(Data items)
============

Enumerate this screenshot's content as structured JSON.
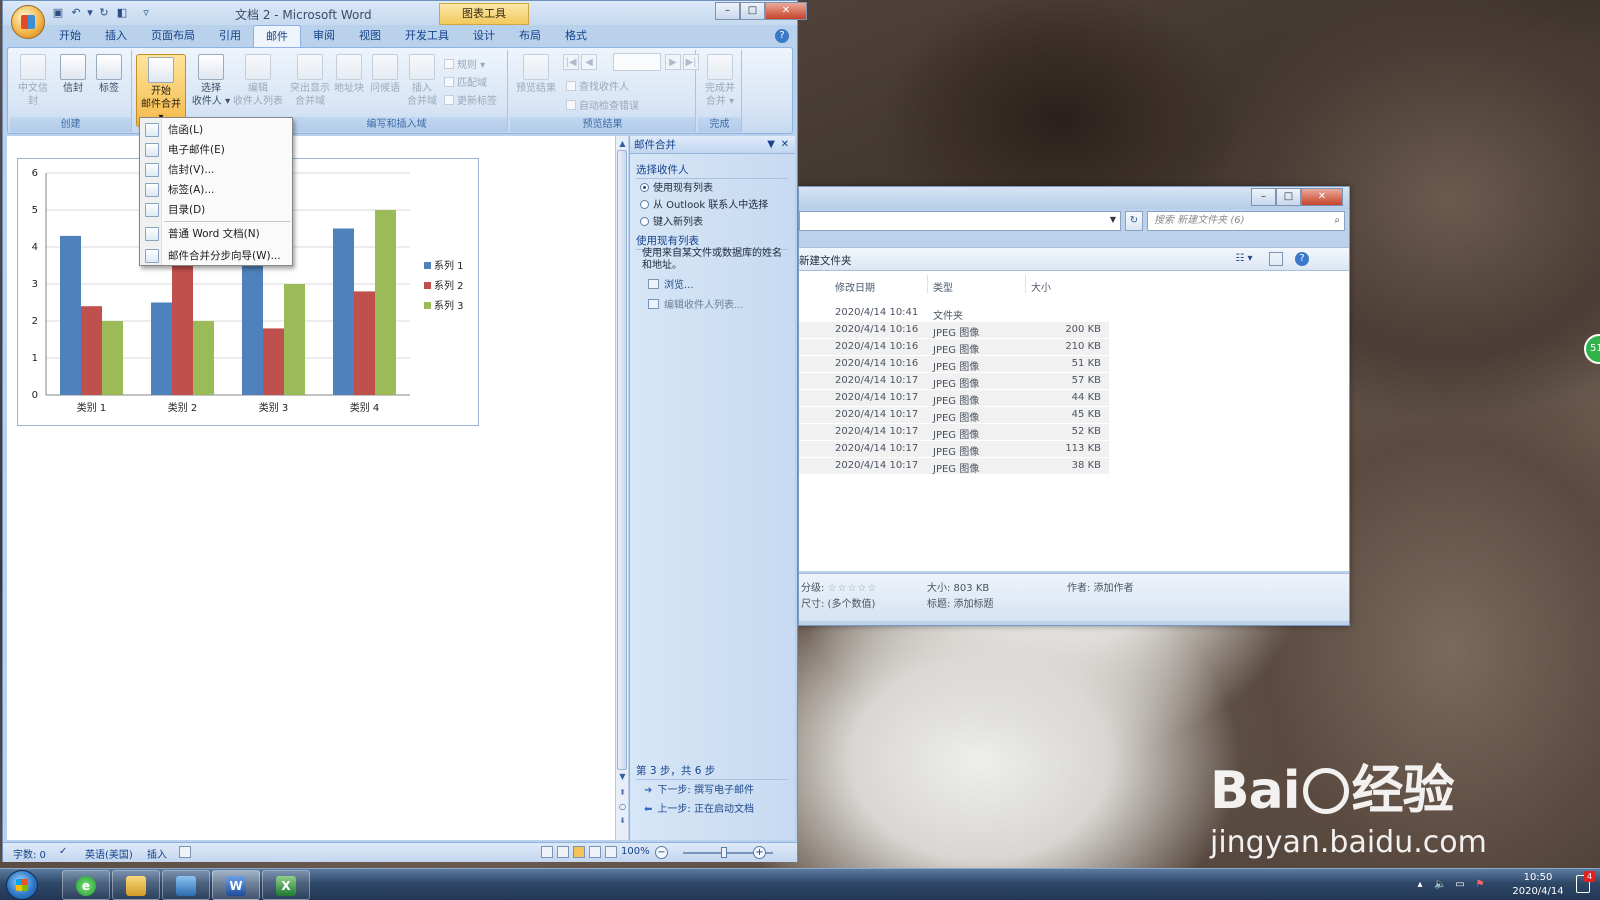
{
  "colors": {
    "series1": "#4f81bd",
    "series2": "#c0504d",
    "series3": "#9bbb59",
    "ribbon_active": "#f6b94a"
  },
  "word": {
    "title": "文档 2 - Microsoft Word",
    "chart_tools": "图表工具",
    "tabs": [
      "开始",
      "插入",
      "页面布局",
      "引用",
      "邮件",
      "审阅",
      "视图",
      "开发工具",
      "设计",
      "布局",
      "格式"
    ],
    "active_tab": "邮件",
    "groups": {
      "create": "创建",
      "write_insert": "编写和插入域",
      "preview": "预览结果",
      "finish": "完成"
    },
    "buttons": {
      "chinese_envelope": "中文信封",
      "envelope": "信封",
      "labels": "标签",
      "start_merge_1": "开始",
      "start_merge_2": "邮件合并",
      "select_recipients_1": "选择",
      "select_recipients_2": "收件人",
      "edit_list_1": "编辑",
      "edit_list_2": "收件人列表",
      "highlight_1": "突出显示",
      "highlight_2": "合并域",
      "address_block": "地址块",
      "greeting": "问候语",
      "insert_field_1": "插入",
      "insert_field_2": "合并域",
      "rules": "规则",
      "match_fields": "匹配域",
      "update_labels": "更新标签",
      "preview_results": "预览结果",
      "find_recipient": "查找收件人",
      "auto_check": "自动检查错误",
      "finish_1": "完成并",
      "finish_2": "合并"
    },
    "menu": [
      "信函(L)",
      "电子邮件(E)",
      "信封(V)...",
      "标签(A)...",
      "目录(D)",
      "普通 Word 文档(N)",
      "邮件合并分步向导(W)..."
    ],
    "taskpane": {
      "title": "邮件合并",
      "select_recipients": "选择收件人",
      "opt_existing": "使用现有列表",
      "opt_outlook": "从 Outlook 联系人中选择",
      "opt_new": "键入新列表",
      "use_existing": "使用现有列表",
      "desc": "使用来自某文件或数据库的姓名和地址。",
      "browse": "浏览...",
      "edit_list": "编辑收件人列表...",
      "step": "第 3 步，共 6 步",
      "next": "下一步: 撰写电子邮件",
      "prev": "上一步: 正在启动文档"
    },
    "status": {
      "word_count": "字数: 0",
      "language": "英语(美国)",
      "mode": "插入",
      "zoom": "100%"
    }
  },
  "chart_data": {
    "type": "bar",
    "categories": [
      "类别 1",
      "类别 2",
      "类别 3",
      "类别 4"
    ],
    "series": [
      {
        "name": "系列 1",
        "values": [
          4.3,
          2.5,
          3.5,
          4.5
        ]
      },
      {
        "name": "系列 2",
        "values": [
          2.4,
          4.4,
          1.8,
          2.8
        ]
      },
      {
        "name": "系列 3",
        "values": [
          2.0,
          2.0,
          3.0,
          5.0
        ]
      }
    ],
    "yticks": [
      "0",
      "1",
      "2",
      "3",
      "4",
      "5",
      "6"
    ],
    "ylim": [
      0,
      6
    ],
    "legend": "right"
  },
  "explorer": {
    "search_placeholder": "搜索 新建文件夹 (6)",
    "folder_name": "新建文件夹",
    "columns": [
      "修改日期",
      "类型",
      "大小"
    ],
    "rows": [
      {
        "date": "2020/4/14 10:41",
        "type": "文件夹",
        "size": ""
      },
      {
        "date": "2020/4/14 10:16",
        "type": "JPEG 图像",
        "size": "200 KB"
      },
      {
        "date": "2020/4/14 10:16",
        "type": "JPEG 图像",
        "size": "210 KB"
      },
      {
        "date": "2020/4/14 10:16",
        "type": "JPEG 图像",
        "size": "51 KB"
      },
      {
        "date": "2020/4/14 10:17",
        "type": "JPEG 图像",
        "size": "57 KB"
      },
      {
        "date": "2020/4/14 10:17",
        "type": "JPEG 图像",
        "size": "44 KB"
      },
      {
        "date": "2020/4/14 10:17",
        "type": "JPEG 图像",
        "size": "45 KB"
      },
      {
        "date": "2020/4/14 10:17",
        "type": "JPEG 图像",
        "size": "52 KB"
      },
      {
        "date": "2020/4/14 10:17",
        "type": "JPEG 图像",
        "size": "113 KB"
      },
      {
        "date": "2020/4/14 10:17",
        "type": "JPEG 图像",
        "size": "38 KB"
      }
    ],
    "details": {
      "rating_label": "分级:",
      "stars": "☆☆☆☆☆",
      "dims": "尺寸: (多个数值)",
      "size": "大小: 803 KB",
      "title": "标题: 添加标题",
      "author": "作者: 添加作者"
    }
  },
  "desktop": {
    "watermark_brand_1": "Bai",
    "watermark_brand_2": "经验",
    "watermark_url": "jingyan.baidu.com",
    "side_badge": "51"
  },
  "taskbar": {
    "time": "10:50",
    "date": "2020/4/14",
    "notif": "4"
  }
}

============

Work to complete: Transcribe the listing in full and omit the pictures.

Response to this exercise:
Enumerate this screenshot's content as structured JSON.
{
  "colors": {
    "series1": "#4f81bd",
    "series2": "#c0504d",
    "series3": "#9bbb59",
    "ribbon_active": "#f6b94a"
  },
  "word": {
    "title": "文档 2 - Microsoft Word",
    "chart_tools": "图表工具",
    "tabs": [
      "开始",
      "插入",
      "页面布局",
      "引用",
      "邮件",
      "审阅",
      "视图",
      "开发工具",
      "设计",
      "布局",
      "格式"
    ],
    "active_tab": "邮件",
    "groups": {
      "create": "创建",
      "write_insert": "编写和插入域",
      "preview": "预览结果",
      "finish": "完成"
    },
    "buttons": {
      "chinese_envelope": "中文信封",
      "envelope": "信封",
      "labels": "标签",
      "start_merge_1": "开始",
      "start_merge_2": "邮件合并",
      "select_recipients_1": "选择",
      "select_recipients_2": "收件人",
      "edit_list_1": "编辑",
      "edit_list_2": "收件人列表",
      "highlight_1": "突出显示",
      "highlight_2": "合并域",
      "address_block": "地址块",
      "greeting": "问候语",
      "insert_field_1": "插入",
      "insert_field_2": "合并域",
      "rules": "规则",
      "match_fields": "匹配域",
      "update_labels": "更新标签",
      "preview_results": "预览结果",
      "find_recipient": "查找收件人",
      "auto_check": "自动检查错误",
      "finish_1": "完成并",
      "finish_2": "合并"
    },
    "menu": [
      "信函(L)",
      "电子邮件(E)",
      "信封(V)...",
      "标签(A)...",
      "目录(D)",
      "普通 Word 文档(N)",
      "邮件合并分步向导(W)..."
    ],
    "taskpane": {
      "title": "邮件合并",
      "select_recipients": "选择收件人",
      "opt_existing": "使用现有列表",
      "opt_outlook": "从 Outlook 联系人中选择",
      "opt_new": "键入新列表",
      "use_existing": "使用现有列表",
      "desc": "使用来自某文件或数据库的姓名和地址。",
      "browse": "浏览...",
      "edit_list": "编辑收件人列表...",
      "step": "第 3 步，共 6 步",
      "next": "下一步: 撰写电子邮件",
      "prev": "上一步: 正在启动文档"
    },
    "status": {
      "word_count": "字数: 0",
      "language": "英语(美国)",
      "mode": "插入",
      "zoom": "100%"
    }
  },
  "chart_data": {
    "type": "bar",
    "categories": [
      "类别 1",
      "类别 2",
      "类别 3",
      "类别 4"
    ],
    "series": [
      {
        "name": "系列 1",
        "values": [
          4.3,
          2.5,
          3.5,
          4.5
        ]
      },
      {
        "name": "系列 2",
        "values": [
          2.4,
          4.4,
          1.8,
          2.8
        ]
      },
      {
        "name": "系列 3",
        "values": [
          2.0,
          2.0,
          3.0,
          5.0
        ]
      }
    ],
    "yticks": [
      "0",
      "1",
      "2",
      "3",
      "4",
      "5",
      "6"
    ],
    "ylim": [
      0,
      6
    ],
    "legend": "right"
  },
  "explorer": {
    "search_placeholder": "搜索 新建文件夹 (6)",
    "folder_name": "新建文件夹",
    "columns": [
      "修改日期",
      "类型",
      "大小"
    ],
    "rows": [
      {
        "date": "2020/4/14 10:41",
        "type": "文件夹",
        "size": ""
      },
      {
        "date": "2020/4/14 10:16",
        "type": "JPEG 图像",
        "size": "200 KB"
      },
      {
        "date": "2020/4/14 10:16",
        "type": "JPEG 图像",
        "size": "210 KB"
      },
      {
        "date": "2020/4/14 10:16",
        "type": "JPEG 图像",
        "size": "51 KB"
      },
      {
        "date": "2020/4/14 10:17",
        "type": "JPEG 图像",
        "size": "57 KB"
      },
      {
        "date": "2020/4/14 10:17",
        "type": "JPEG 图像",
        "size": "44 KB"
      },
      {
        "date": "2020/4/14 10:17",
        "type": "JPEG 图像",
        "size": "45 KB"
      },
      {
        "date": "2020/4/14 10:17",
        "type": "JPEG 图像",
        "size": "52 KB"
      },
      {
        "date": "2020/4/14 10:17",
        "type": "JPEG 图像",
        "size": "113 KB"
      },
      {
        "date": "2020/4/14 10:17",
        "type": "JPEG 图像",
        "size": "38 KB"
      }
    ],
    "details": {
      "rating_label": "分级:",
      "stars": "☆☆☆☆☆",
      "dims": "尺寸: (多个数值)",
      "size": "大小: 803 KB",
      "title": "标题: 添加标题",
      "author": "作者: 添加作者"
    }
  },
  "desktop": {
    "watermark_brand_1": "Bai",
    "watermark_brand_2": "经验",
    "watermark_url": "jingyan.baidu.com",
    "side_badge": "51"
  },
  "taskbar": {
    "time": "10:50",
    "date": "2020/4/14",
    "notif": "4"
  }
}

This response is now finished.